→ WORK TO DO
Output every entry exactly as written, but omit the pictures.
------------------------------
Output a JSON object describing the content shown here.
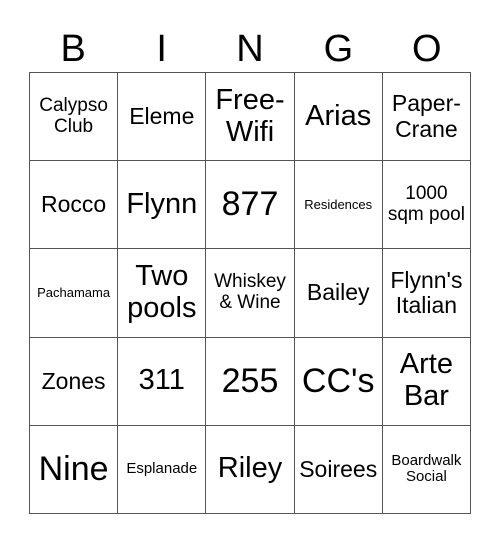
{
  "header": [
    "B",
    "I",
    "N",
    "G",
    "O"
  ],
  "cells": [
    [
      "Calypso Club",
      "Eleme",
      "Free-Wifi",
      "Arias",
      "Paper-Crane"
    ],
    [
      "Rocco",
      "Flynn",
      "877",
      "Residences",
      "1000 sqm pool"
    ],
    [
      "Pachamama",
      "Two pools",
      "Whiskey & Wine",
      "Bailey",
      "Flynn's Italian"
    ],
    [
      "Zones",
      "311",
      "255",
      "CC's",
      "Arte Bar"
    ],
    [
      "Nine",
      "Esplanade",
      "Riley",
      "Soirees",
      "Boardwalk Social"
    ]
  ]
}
------------------------------
→ ANSWER TO THIS TASK
Output a JSON object describing the content shown here.
{
  "header": [
    "B",
    "I",
    "N",
    "G",
    "O"
  ],
  "cells": [
    [
      "Calypso Club",
      "Eleme",
      "Free-Wifi",
      "Arias",
      "Paper-Crane"
    ],
    [
      "Rocco",
      "Flynn",
      "877",
      "Residences",
      "1000 sqm pool"
    ],
    [
      "Pachamama",
      "Two pools",
      "Whiskey & Wine",
      "Bailey",
      "Flynn's Italian"
    ],
    [
      "Zones",
      "311",
      "255",
      "CC's",
      "Arte Bar"
    ],
    [
      "Nine",
      "Esplanade",
      "Riley",
      "Soirees",
      "Boardwalk Social"
    ]
  ]
}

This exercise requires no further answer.